**WORK INSTRUCTIONS**
Every line of the material below should be repeated exactly.

-- Begin DATASET RECORDS --

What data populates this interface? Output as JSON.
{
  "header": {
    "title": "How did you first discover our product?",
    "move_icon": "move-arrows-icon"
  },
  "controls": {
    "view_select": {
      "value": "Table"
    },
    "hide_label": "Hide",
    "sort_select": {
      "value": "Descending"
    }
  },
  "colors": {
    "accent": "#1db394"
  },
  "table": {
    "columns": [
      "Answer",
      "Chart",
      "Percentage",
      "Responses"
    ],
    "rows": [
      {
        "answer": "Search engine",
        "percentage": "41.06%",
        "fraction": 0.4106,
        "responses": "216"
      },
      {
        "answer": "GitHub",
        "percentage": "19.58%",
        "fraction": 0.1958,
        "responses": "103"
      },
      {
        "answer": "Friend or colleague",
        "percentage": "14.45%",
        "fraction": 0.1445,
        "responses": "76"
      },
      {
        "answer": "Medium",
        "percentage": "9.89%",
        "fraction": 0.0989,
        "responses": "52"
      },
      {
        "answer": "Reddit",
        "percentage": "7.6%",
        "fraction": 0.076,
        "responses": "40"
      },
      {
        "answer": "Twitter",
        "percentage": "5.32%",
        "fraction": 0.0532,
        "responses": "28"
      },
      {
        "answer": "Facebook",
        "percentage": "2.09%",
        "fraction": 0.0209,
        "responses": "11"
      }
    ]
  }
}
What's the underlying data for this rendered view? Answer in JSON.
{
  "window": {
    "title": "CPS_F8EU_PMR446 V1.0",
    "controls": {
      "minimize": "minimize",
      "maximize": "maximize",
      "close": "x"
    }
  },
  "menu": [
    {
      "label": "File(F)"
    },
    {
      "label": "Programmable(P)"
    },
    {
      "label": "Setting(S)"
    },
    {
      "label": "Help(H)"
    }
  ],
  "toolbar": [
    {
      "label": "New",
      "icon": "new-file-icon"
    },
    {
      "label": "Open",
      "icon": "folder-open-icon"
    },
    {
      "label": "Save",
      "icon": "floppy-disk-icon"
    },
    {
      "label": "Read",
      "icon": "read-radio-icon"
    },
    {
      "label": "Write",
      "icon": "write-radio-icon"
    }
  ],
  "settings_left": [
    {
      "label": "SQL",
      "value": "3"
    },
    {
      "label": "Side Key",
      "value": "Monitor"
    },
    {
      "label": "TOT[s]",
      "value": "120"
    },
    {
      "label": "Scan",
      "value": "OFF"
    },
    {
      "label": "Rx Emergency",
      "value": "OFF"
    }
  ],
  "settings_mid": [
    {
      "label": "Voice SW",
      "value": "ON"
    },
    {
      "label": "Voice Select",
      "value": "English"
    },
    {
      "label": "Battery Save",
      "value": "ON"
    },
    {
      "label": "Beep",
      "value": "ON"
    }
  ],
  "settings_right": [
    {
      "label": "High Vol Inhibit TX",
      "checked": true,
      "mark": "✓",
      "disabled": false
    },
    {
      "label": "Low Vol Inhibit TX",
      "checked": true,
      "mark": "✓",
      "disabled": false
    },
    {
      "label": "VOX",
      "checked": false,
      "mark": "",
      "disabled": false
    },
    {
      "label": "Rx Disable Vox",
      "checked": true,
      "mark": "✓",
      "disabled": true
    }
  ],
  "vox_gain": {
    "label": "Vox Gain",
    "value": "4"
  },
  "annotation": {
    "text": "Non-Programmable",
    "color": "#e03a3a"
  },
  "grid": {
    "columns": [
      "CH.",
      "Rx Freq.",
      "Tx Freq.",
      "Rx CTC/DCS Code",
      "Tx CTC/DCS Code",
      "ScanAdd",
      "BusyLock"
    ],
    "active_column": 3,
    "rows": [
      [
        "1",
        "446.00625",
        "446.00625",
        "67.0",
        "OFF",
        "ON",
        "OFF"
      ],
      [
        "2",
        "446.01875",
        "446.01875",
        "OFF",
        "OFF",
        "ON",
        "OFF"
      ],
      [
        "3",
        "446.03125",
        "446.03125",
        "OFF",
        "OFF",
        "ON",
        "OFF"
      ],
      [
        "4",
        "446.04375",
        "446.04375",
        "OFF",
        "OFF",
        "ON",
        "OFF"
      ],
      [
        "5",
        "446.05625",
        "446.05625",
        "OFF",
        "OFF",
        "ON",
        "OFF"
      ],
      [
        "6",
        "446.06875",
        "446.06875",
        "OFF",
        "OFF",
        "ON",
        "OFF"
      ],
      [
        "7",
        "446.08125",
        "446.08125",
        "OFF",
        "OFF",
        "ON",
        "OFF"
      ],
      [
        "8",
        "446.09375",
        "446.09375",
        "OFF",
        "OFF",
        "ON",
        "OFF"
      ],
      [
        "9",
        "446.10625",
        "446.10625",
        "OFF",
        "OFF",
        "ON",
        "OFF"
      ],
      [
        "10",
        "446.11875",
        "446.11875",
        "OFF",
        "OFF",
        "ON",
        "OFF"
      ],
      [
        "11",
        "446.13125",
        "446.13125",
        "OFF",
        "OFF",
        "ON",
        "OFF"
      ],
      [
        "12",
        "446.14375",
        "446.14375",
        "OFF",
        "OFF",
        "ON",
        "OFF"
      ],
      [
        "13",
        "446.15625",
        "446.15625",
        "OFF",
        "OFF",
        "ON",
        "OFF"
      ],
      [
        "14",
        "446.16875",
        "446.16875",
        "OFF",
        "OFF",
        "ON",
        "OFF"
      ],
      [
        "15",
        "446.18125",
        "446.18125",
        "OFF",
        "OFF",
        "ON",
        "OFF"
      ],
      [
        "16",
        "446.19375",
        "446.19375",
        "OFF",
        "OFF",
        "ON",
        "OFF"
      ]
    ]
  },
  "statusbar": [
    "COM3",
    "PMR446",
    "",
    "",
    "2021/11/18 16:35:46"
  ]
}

-- End DATASET RECORDS --

**RESPONSE**
What data populates this interface? Output as JSON.
{
  "header": {
    "title": "How did you first discover our product?",
    "move_icon": "move-arrows-icon"
  },
  "controls": {
    "view_select": {
      "value": "Table"
    },
    "hide_label": "Hide",
    "sort_select": {
      "value": "Descending"
    }
  },
  "colors": {
    "accent": "#1db394"
  },
  "table": {
    "columns": [
      "Answer",
      "Chart",
      "Percentage",
      "Responses"
    ],
    "rows": [
      {
        "answer": "Search engine",
        "percentage": "41.06%",
        "fraction": 0.4106,
        "responses": "216"
      },
      {
        "answer": "GitHub",
        "percentage": "19.58%",
        "fraction": 0.1958,
        "responses": "103"
      },
      {
        "answer": "Friend or colleague",
        "percentage": "14.45%",
        "fraction": 0.1445,
        "responses": "76"
      },
      {
        "answer": "Medium",
        "percentage": "9.89%",
        "fraction": 0.0989,
        "responses": "52"
      },
      {
        "answer": "Reddit",
        "percentage": "7.6%",
        "fraction": 0.076,
        "responses": "40"
      },
      {
        "answer": "Twitter",
        "percentage": "5.32%",
        "fraction": 0.0532,
        "responses": "28"
      },
      {
        "answer": "Facebook",
        "percentage": "2.09%",
        "fraction": 0.0209,
        "responses": "11"
      }
    ]
  }
}
What's the underlying data for this rendered view? Answer in JSON.
{
  "window": {
    "title": "CPS_F8EU_PMR446 V1.0",
    "controls": {
      "minimize": "minimize",
      "maximize": "maximize",
      "close": "x"
    }
  },
  "menu": [
    {
      "label": "File(F)"
    },
    {
      "label": "Programmable(P)"
    },
    {
      "label": "Setting(S)"
    },
    {
      "label": "Help(H)"
    }
  ],
  "toolbar": [
    {
      "label": "New",
      "icon": "new-file-icon"
    },
    {
      "label": "Open",
      "icon": "folder-open-icon"
    },
    {
      "label": "Save",
      "icon": "floppy-disk-icon"
    },
    {
      "label": "Read",
      "icon": "read-radio-icon"
    },
    {
      "label": "Write",
      "icon": "write-radio-icon"
    }
  ],
  "settings_left": [
    {
      "label": "SQL",
      "value": "3"
    },
    {
      "label": "Side Key",
      "value": "Monitor"
    },
    {
      "label": "TOT[s]",
      "value": "120"
    },
    {
      "label": "Scan",
      "value": "OFF"
    },
    {
      "label": "Rx Emergency",
      "value": "OFF"
    }
  ],
  "settings_mid": [
    {
      "label": "Voice SW",
      "value": "ON"
    },
    {
      "label": "Voice Select",
      "value": "English"
    },
    {
      "label": "Battery Save",
      "value": "ON"
    },
    {
      "label": "Beep",
      "value": "ON"
    }
  ],
  "settings_right": [
    {
      "label": "High Vol Inhibit TX",
      "checked": true,
      "mark": "✓",
      "disabled": false
    },
    {
      "label": "Low Vol Inhibit TX",
      "checked": true,
      "mark": "✓",
      "disabled": false
    },
    {
      "label": "VOX",
      "checked": false,
      "mark": "",
      "disabled": false
    },
    {
      "label": "Rx Disable Vox",
      "checked": true,
      "mark": "✓",
      "disabled": true
    }
  ],
  "vox_gain": {
    "label": "Vox Gain",
    "value": "4"
  },
  "annotation": {
    "text": "Non-Programmable",
    "color": "#e03a3a"
  },
  "grid": {
    "columns": [
      "CH.",
      "Rx Freq.",
      "Tx Freq.",
      "Rx CTC/DCS Code",
      "Tx CTC/DCS Code",
      "ScanAdd",
      "BusyLock"
    ],
    "active_column": 3,
    "rows": [
      [
        "1",
        "446.00625",
        "446.00625",
        "67.0",
        "OFF",
        "ON",
        "OFF"
      ],
      [
        "2",
        "446.01875",
        "446.01875",
        "OFF",
        "OFF",
        "ON",
        "OFF"
      ],
      [
        "3",
        "446.03125",
        "446.03125",
        "OFF",
        "OFF",
        "ON",
        "OFF"
      ],
      [
        "4",
        "446.04375",
        "446.04375",
        "OFF",
        "OFF",
        "ON",
        "OFF"
      ],
      [
        "5",
        "446.05625",
        "446.05625",
        "OFF",
        "OFF",
        "ON",
        "OFF"
      ],
      [
        "6",
        "446.06875",
        "446.06875",
        "OFF",
        "OFF",
        "ON",
        "OFF"
      ],
      [
        "7",
        "446.08125",
        "446.08125",
        "OFF",
        "OFF",
        "ON",
        "OFF"
      ],
      [
        "8",
        "446.09375",
        "446.09375",
        "OFF",
        "OFF",
        "ON",
        "OFF"
      ],
      [
        "9",
        "446.10625",
        "446.10625",
        "OFF",
        "OFF",
        "ON",
        "OFF"
      ],
      [
        "10",
        "446.11875",
        "446.11875",
        "OFF",
        "OFF",
        "ON",
        "OFF"
      ],
      [
        "11",
        "446.13125",
        "446.13125",
        "OFF",
        "OFF",
        "ON",
        "OFF"
      ],
      [
        "12",
        "446.14375",
        "446.14375",
        "OFF",
        "OFF",
        "ON",
        "OFF"
      ],
      [
        "13",
        "446.15625",
        "446.15625",
        "OFF",
        "OFF",
        "ON",
        "OFF"
      ],
      [
        "14",
        "446.16875",
        "446.16875",
        "OFF",
        "OFF",
        "ON",
        "OFF"
      ],
      [
        "15",
        "446.18125",
        "446.18125",
        "OFF",
        "OFF",
        "ON",
        "OFF"
      ],
      [
        "16",
        "446.19375",
        "446.19375",
        "OFF",
        "OFF",
        "ON",
        "OFF"
      ]
    ]
  },
  "statusbar": [
    "COM3",
    "PMR446",
    "",
    "",
    "2021/11/18 16:35:46"
  ]
}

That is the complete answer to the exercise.